» **STATED TASK**
Copy all lines below containing "levels".

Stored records
>>

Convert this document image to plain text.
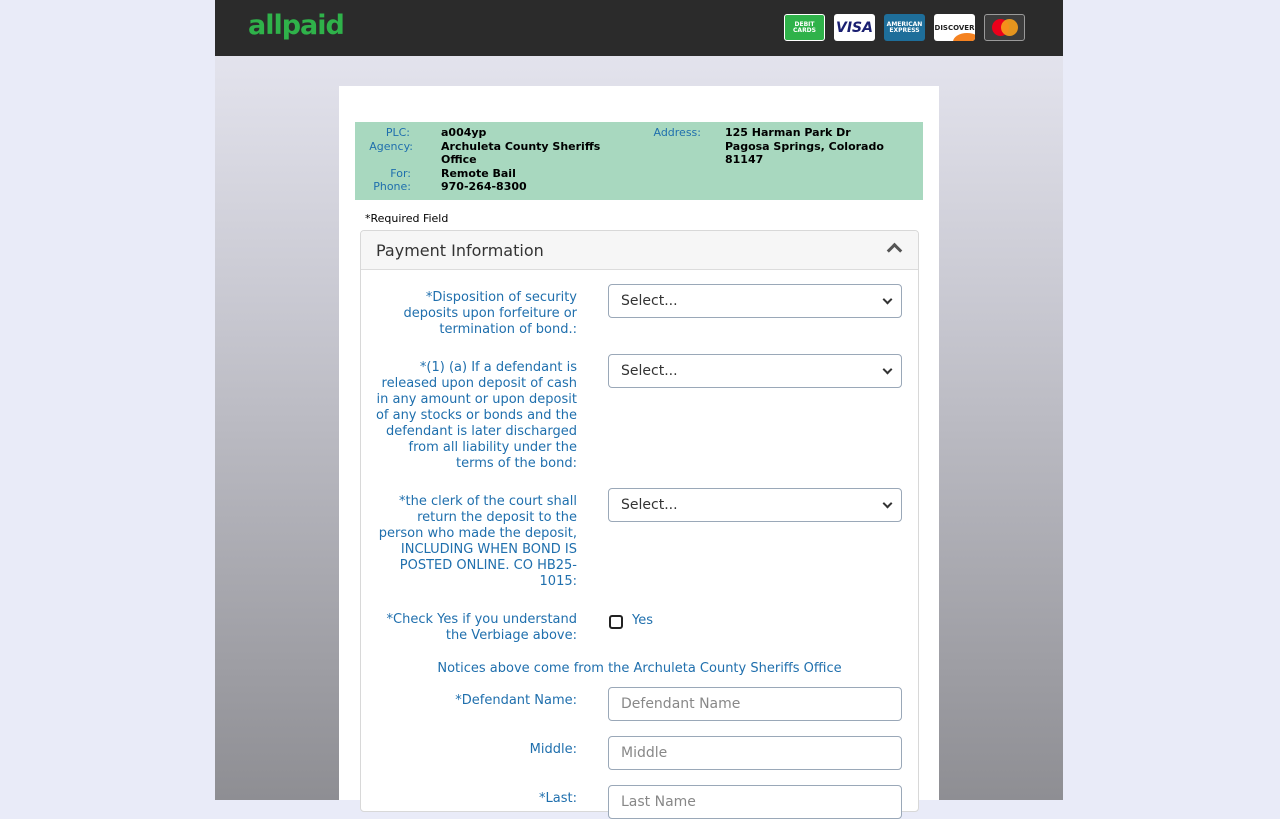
allpaid	DEBIT
CARDS VISA AMERICAN
EXPRESS DISCOVER
PLC:	a004yp
Agency:	Archuleta County Sheriffs
Office
For:	Remote Bail
Phone:	970-264-8300
Address: 125 Harman Park Dr
Pagosa Springs, Colorado
81147
*Required Field
Payment Information
*Disposition of security deposits upon forfeiture or termination of bond.:
Select...
*(1) (a) If a defendant is released upon deposit of cash in any amount or upon deposit of any stocks or bonds and the defendant is later discharged from all liability under the terms of the bond:
Select...
*the clerk of the court shall return the deposit to the person who made the deposit, INCLUDING WHEN BOND IS POSTED ONLINE. CO HB25-1015:
Select...
*Check Yes if you understand the Verbiage above:
Yes
Notices above come from the Archuleta County Sheriffs Office
*Defendant Name:	Defendant Name
Middle:	Middle
*Last:	Last Name
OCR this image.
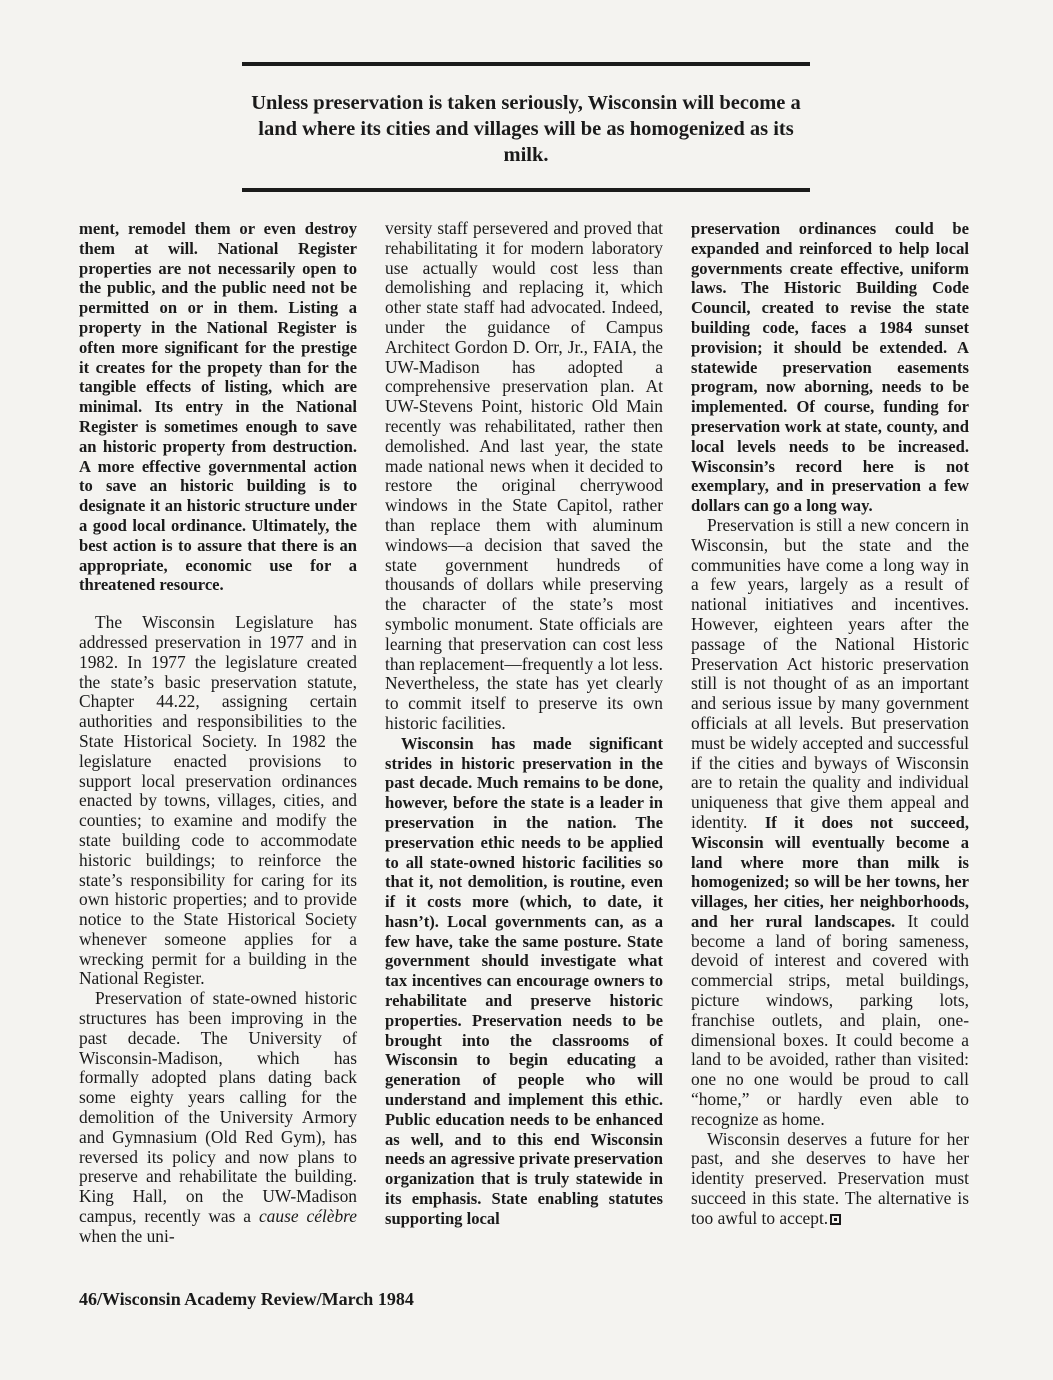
Unless preservation is taken seriously, Wisconsin will become a land where its cities and villages will be as homogenized as its milk.

ment, remodel them or even destroy them at will. National Register properties are not necessarily open to the public, and the public need not be permitted on or in them. Listing a property in the National Register is often more significant for the prestige it creates for the propety than for the tangible effects of listing, which are minimal. Its entry in the National Register is sometimes enough to save an historic property from destruction. A more effective governmental action to save an historic building is to designate it an historic structure under a good local ordinance. Ultimately, the best action is to assure that there is an appropriate, economic use for a threatened resource.

The Wisconsin Legislature has addressed preservation in 1977 and in 1982. In 1977 the legislature created the state’s basic preservation statute, Chapter 44.22, assigning certain authorities and responsibilities to the State Historical Society. In 1982 the legislature enacted provisions to support local preservation ordinances enacted by towns, villages, cities, and counties; to examine and modify the state building code to accommodate historic buildings; to reinforce the state’s responsibility for caring for its own historic properties; and to provide notice to the State Historical Society whenever someone applies for a wrecking permit for a building in the National Register.

Preservation of state-owned historic structures has been improving in the past decade. The University of Wisconsin-Madison, which has formally adopted plans dating back some eighty years calling for the demolition of the University Armory and Gymnasium (Old Red Gym), has reversed its policy and now plans to preserve and rehabilitate the building. King Hall, on the UW-Madison campus, recently was a cause célèbre when the uni-

versity staff persevered and proved that rehabilitating it for modern laboratory use actually would cost less than demolishing and replacing it, which other state staff had advocated. Indeed, under the guidance of Campus Architect Gordon D. Orr, Jr., FAIA, the UW-Madison has adopted a comprehensive preservation plan. At UW-Stevens Point, historic Old Main recently was rehabilitated, rather then demolished. And last year, the state made national news when it decided to restore the original cherrywood windows in the State Capitol, rather than replace them with aluminum windows—a decision that saved the state government hundreds of thousands of dollars while preserving the character of the state’s most symbolic monument. State officials are learning that preservation can cost less than replacement—frequently a lot less. Nevertheless, the state has yet clearly to commit itself to preserve its own historic facilities.

Wisconsin has made significant strides in historic preservation in the past decade. Much remains to be done, however, before the state is a leader in preservation in the nation. The preservation ethic needs to be applied to all state-owned historic facilities so that it, not demolition, is routine, even if it costs more (which, to date, it hasn’t). Local governments can, as a few have, take the same posture. State government should investigate what tax incentives can encourage owners to rehabilitate and preserve historic properties. Preservation needs to be brought into the classrooms of Wisconsin to begin educating a generation of people who will understand and implement this ethic. Public education needs to be enhanced as well, and to this end Wisconsin needs an agressive private preservation organization that is truly statewide in its emphasis. State enabling statutes supporting local

preservation ordinances could be expanded and reinforced to help local governments create effective, uniform laws. The Historic Building Code Council, created to revise the state building code, faces a 1984 sunset provision; it should be extended. A statewide preservation easements program, now aborning, needs to be implemented. Of course, funding for preservation work at state, county, and local levels needs to be increased. Wisconsin’s record here is not exemplary, and in preservation a few dollars can go a long way.

Preservation is still a new concern in Wisconsin, but the state and the communities have come a long way in a few years, largely as a result of national initiatives and incentives. However, eighteen years after the passage of the National Historic Preservation Act historic preservation still is not thought of as an important and serious issue by many government officials at all levels. But preservation must be widely accepted and successful if the cities and byways of Wisconsin are to retain the quality and individual uniqueness that give them appeal and identity. If it does not succeed, Wisconsin will eventually become a land where more than milk is homogenized; so will be her towns, her villages, her cities, her neighborhoods, and her rural landscapes. It could become a land of boring sameness, devoid of interest and covered with commercial strips, metal buildings, picture windows, parking lots, franchise outlets, and plain, one-dimensional boxes. It could become a land to be avoided, rather than visited: one no one would be proud to call “home,” or hardly even able to recognize as home.

Wisconsin deserves a future for her past, and she deserves to have her identity preserved. Preservation must succeed in this state. The alternative is too awful to accept.

46/Wisconsin Academy Review/March 1984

<<

» **ANSWER BELOW**
preservation ordinances could be expanded and reinforced to help local governments create effective, uniform laws. The Historic Building Code Council, created to revise the state building code, faces a 1984 sunset provision; it should be extended. A statewide preservation easements program, now aborning, needs to be implemented. Of course, funding for preservation work at state, county, and local levels needs to be increased. Wisconsin’s record here is not exemplary, and in preservation a few dollars can go a long way.
Preservation is still a new concern in Wisconsin, but the state and the communities have come a long way in a few years, largely as a result of national initiatives and incentives. However, eighteen years after the passage of the National Historic Preservation Act historic preservation still is not thought of as an important and serious issue by many government officials at all levels. But preservation must be widely accepted and successful if the cities and byways of Wisconsin are to retain the quality and individual uniqueness that give them appeal and identity. If it does not succeed, Wisconsin will eventually become a land where more than milk is homogenized; so will be her towns, her villages, her cities, her neighborhoods, and her rural landscapes. It could become a land of boring sameness, devoid of interest and covered with commercial strips, metal buildings, picture windows, parking lots, franchise outlets, and plain, one-dimensional boxes. It could become a land to be avoided, rather than visited: one no one would be proud to call “home,” or hardly even able to recognize as home.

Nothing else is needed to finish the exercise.